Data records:
Start of Block

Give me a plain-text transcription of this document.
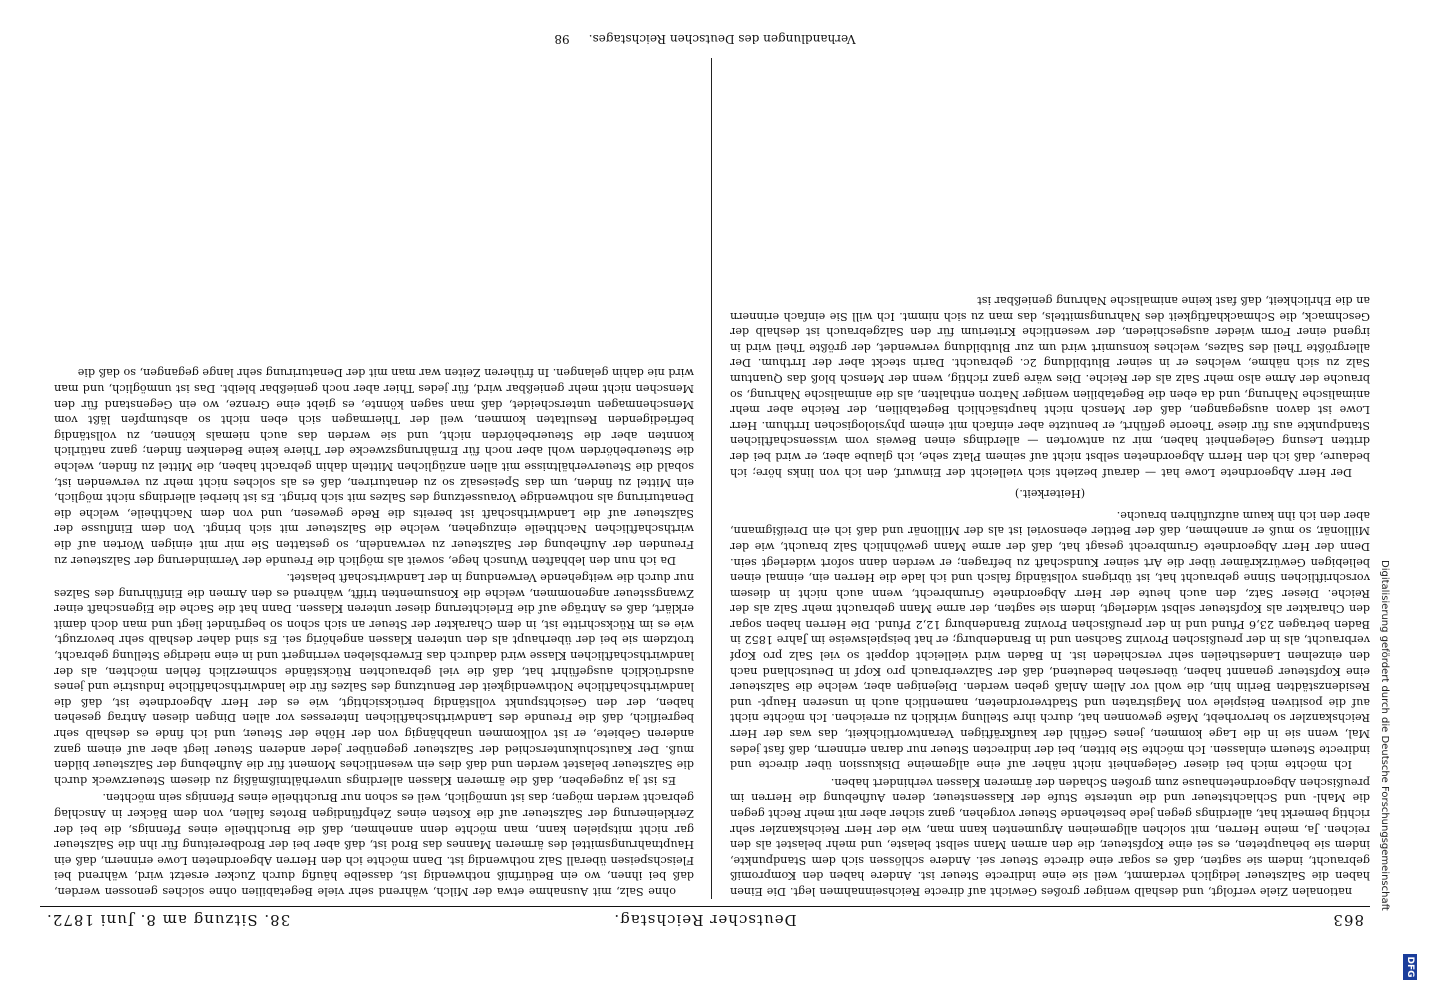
863
Deutscher Reichstag.
38. Sitzung am 8. Juni 1872.

nationalen Ziele verfolgt, und deshalb weniger großes Gewicht auf directe Reichseinnahmen legt. Die Einen haben die Salzsteuer lediglich verdammt, weil sie eine indirecte Steuer ist. Andere haben den Kompromiß gebraucht, indem sie sagten, daß es sogar eine directe Steuer sei. Andere schlössen sich dem Standpunkte, indem sie behaupteten, es sei eine Kopfsteuer, die den armen Mann selbst belaste, und mehr belastet als den reichen. Ja, meine Herren, mit solchen allgemeinen Argumenten kann man, wie der Herr Reichskanzler sehr richtig bemerkt hat, allerdings gegen jede bestehende Steuer vorgehen, ganz sicher aber mit mehr Recht gegen die Mahl- und Schlachtsteuer und die unterste Stufe der Klassensteuer, deren Aufhebung die Herren im preußischen Abgeordnetenhause zum großen Schaden der ärmeren Klassen verhindert haben.

Ich möchte mich bei dieser Gelegenheit nicht näher auf eine allgemeine Diskussion über directe und indirecte Steuern einlassen. Ich möchte Sie bitten, bei der indirecten Steuer nur daran erinnern, daß fast jedes Mal, wenn sie in die Lage kommen, jenes Gefühl der kaufkräftigen Verantwortlichkeit, das was der Herr Reichskanzler so hervorhebt, Maße gewonnen hat, durch ihre Stellung wirklich zu erreichen. Ich möchte nicht auf die positiven Beispiele von Magistraten und Stadtverordneten, namentlich auch in unseren Haupt- und Residenzstädten Berlin hin, die wohl vor Allem Anlaß geben werden. Diejenigen aber, welche die Salzsteuer eine Kopfsteuer genannt haben, übersehen bedeutend, daß der Salzverbrauch pro Kopf in Deutschland nach den einzelnen Landestheilen sehr verschieden ist. In Baden wird vielleicht doppelt so viel Salz pro Kopf verbraucht, als in der preußischen Provinz Sachsen und in Brandenburg; er hat beispielsweise im Jahre 1852 in Baden betragen 23,6 Pfund und in der preußischen Provinz Brandenburg 12,2 Pfund. Die Herren haben sogar den Charakter als Kopfsteuer selbst widerlegt, indem sie sagten, der arme Mann gebraucht mehr Salz als der Reiche. Dieser Satz, den auch heute der Herr Abgeordnete Grumbrecht, wenn auch nicht in diesem vorschriftlichen Sinne gebraucht hat, ist übrigens vollständig falsch und ich lade die Herren ein, einmal einen beliebigen Gewürzkrämer über die Art seiner Kundschaft zu befragen; er werden dann sofort widerlegt sein. Denn der Herr Abgeordnete Grumbrecht gesagt hat, daß der arme Mann gewöhnlich Salz braucht, wie der Millionär, so muß er annehmen, daß der Bettler ebensoviel ist als der Millionär und daß ich ein Dreißigmann, aber den ich ihn kaum aufzuführen brauche.

(Heiterkeit.)

Der Herr Abgeordnete Lowe hat — darauf bezieht sich vielleicht der Einwurf, den ich von links höre; ich bedaure, daß ich den Herrn Abgeordneten selbst nicht auf seinem Platz sehe, ich glaube aber, er wird bei der dritten Lesung Gelegenheit haben, mir zu antworten — allerdings einen Beweis vom wissenschaftlichen Standpunkte aus für diese Theorie geführt, er benutzte aber einfach mit einem physiologischen Irrthum. Herr Lowe ist davon ausgegangen, daß der Mensch nicht hauptsächlich Begetabilien, der Reiche aber mehr animalische Nahrung, und da eben die Begetabilien weniger Natron enthalten, als die animalische Nahrung, so brauche der Arme also mehr Salz als der Reiche. Dies wäre ganz richtig, wenn der Mensch bloß das Quantum Salz zu sich nähme, welches er in seiner Blutbildung 2c. gebraucht. Darin steckt aber der Irrthum. Der allergrößte Theil des Salzes, welches konsumirt wird um zur Blutbildung verwendet, der größte Theil wird in irgend einer Form wieder ausgeschieden, der wesentliche Kriterium für den Salzgebrauch ist deshalb der Geschmack, die Schmackhaftigkeit des Nahrungsmittels, das man zu sich nimmt. Ich will Sie einfach erinnern an die Ehrlichkeit, daß fast keine animalische Nahrung genießbar ist

ohne Salz, mit Ausnahme etwa der Milch, während sehr viele Begetabilien ohne solches genossen werden, daß bei ihnen, wo ein Bedürfniß nothwendig ist, dasselbe häufig durch Zucker ersetzt wird, während bei Fleischspeisen überall Salz nothwendig ist. Dann möchte ich den Herren Abgeordneten Lowe erinnern, daß ein Hauptnahrungsmittel des ärmeren Mannes das Brod ist, daß aber bei der Brodbereitung für ihn die Salzsteuer gar nicht mitspielen kann, man möchte denn annehmen, daß die Bruchtheile eines Pfennigs, die bei der Zerkleinerung der Salzsteuer auf die Kosten eines Zehpfündigen Brotes fallen, von dem Bäcker in Anschlag gebracht werden mögen; das ist unmöglich, weil es schon nur Bruchtheile eines Pfennigs sein möchten.

Es ist ja zugegeben, daß die ärmeren Klassen allerdings unverhältnißmäßig zu diesem Steuerzweck durch die Salzsteuer belastet werden und daß dies ein wesentliches Moment für die Aufhebung der Salzsteuer bilden muß. Der Kautschukunterschied der Salzsteuer gegenüber jeder anderen Steuer liegt aber auf einem ganz anderen Gebiete, er ist vollkommen unabhängig von der Höhe der Steuer, und ich finde es deshalb sehr begreiflich, daß die Freunde des Landwirthschaftlichen Interesses vor allen Dingen diesen Antrag gesehen haben, der den Gesichtspunkt vollständig berücksichtigt, wie es der Herr Abgeordnete ist, daß die landwirthschaftliche Nothwendigkeit der Benutzung des Salzes für die landwirthschaftliche Industrie und jenes ausdrücklich ausgeführt hat, daß die viel gebrauchten Rückstände schmerzlich fehlen möchten, als der landwirthschaftlichen Klasse wird dadurch das Erwerbsleben verringert und in eine niedrige Stellung gebracht, trotzdem sie bei der überhaupt als den unteren Klassen angehörig sei. Es sind daher deshalb sehr bevorzugt, wie es im Rückschritte ist, in dem Charakter der Steuer an sich schon so begründet liegt und man doch damit erklärt, daß es Anträge auf die Erleichterung dieser unteren Klassen. Dann hat die Sache die Eigenschaft einer Zwangssteuer angenommen, welche die Konsumenten trifft, während es den Armen die Einführung des Salzes nur durch die weitgehende Verwendung in der Landwirtschaft belastet.

Da ich nun den lebhaften Wunsch hege, soweit als möglich die Freunde der Verminderung der Salzsteuer zu Freunden der Aufhebung der Salzsteuer zu verwandeln, so gestatten Sie mir mit einigen Worten auf die wirthschaftlichen Nachtheile einzugehen, welche die Salzsteuer mit sich bringt. Von dem Einflusse der Salzsteuer auf die Landwirthschaft ist bereits die Rede gewesen, und von dem Nachtheile, welche die Denaturirung als nothwendige Voraussetzung des Salzes mit sich bringt. Es ist hierbei allerdings nicht möglich, ein Mittel zu finden, um das Speisesalz so zu denaturiren, daß es als solches nicht mehr zu verwenden ist, sobald die Steuerverhältnisse mit allen anzüglichen Mitteln dahin gebracht haben, die Mittel zu finden, welche die Steuerbehörden wohl aber noch für Ernährungszwecke der Thiere keine Bedenken finden; ganz natürlich konnten aber die Steuerbehörden nicht, und sie werden das auch niemals können, zu vollständig befriedigenden Resultaten kommen, weil der Thiermagen sich eben nicht so abstumpfen läßt vom Menschenmagen unterscheidet, daß man sagen könnte, es giebt eine Grenze, wo ein Gegenstand für den Menschen nicht mehr genießbar wird, für jedes Thier aber noch genießbar bleibt. Das ist unmöglich, und man wird nie dahin gelangen. In früheren Zeiten war man mit der Denaturirung sehr lange gegangen, so daß die

Verhandlungen des Deutschen Reichstages.     98
Digitalisierung gefördert durch die Deutsche Forschungsgemeinschaft
DFG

End of Block

Required work
Sift the data above for lines with "kann", then copy each one.

Answer area
nationalen Ziele verfolgt, und deshalb weniger großes Gewicht auf directe Reichseinnahmen legt. Die Einen haben die Salzsteuer lediglich verdammt, weil sie eine indirecte Steuer ist. Andere haben den Kompromiß gebraucht, indem sie sagten, daß es sogar eine directe Steuer sei. Andere schlössen sich dem Standpunkte, indem sie behaupteten, es sei eine Kopfsteuer, die den armen Mann selbst belaste, und mehr belastet als den reichen. Ja, meine Herren, mit solchen allgemeinen Argumenten kann man, wie der Herr Reichskanzler sehr richtig bemerkt hat, allerdings gegen jede bestehende Steuer vorgehen, ganz sicher aber mit mehr Recht gegen die Mahl- und Schlachtsteuer und die unterste Stufe der Klassensteuer, deren Aufhebung die Herren im preußischen Abgeordnetenhause zum großen Schaden der ärmeren Klassen verhindert haben.
ohne Salz, mit Ausnahme etwa der Milch, während sehr viele Begetabilien ohne solches genossen werden, daß bei ihnen, wo ein Bedürfniß nothwendig ist, dasselbe häufig durch Zucker ersetzt wird, während bei Fleischspeisen überall Salz nothwendig ist. Dann möchte ich den Herren Abgeordneten Lowe erinnern, daß ein Hauptnahrungsmittel des ärmeren Mannes das Brod ist, daß aber bei der Brodbereitung für ihn die Salzsteuer gar nicht mitspielen kann, man möchte denn annehmen, daß die Bruchtheile eines Pfennigs, die bei der Zerkleinerung der Salzsteuer auf die Kosten eines Zehpfündigen Brotes fallen, von dem Bäcker in Anschlag gebracht werden mögen; das ist unmöglich, weil es schon nur Bruchtheile eines Pfennigs sein möchten.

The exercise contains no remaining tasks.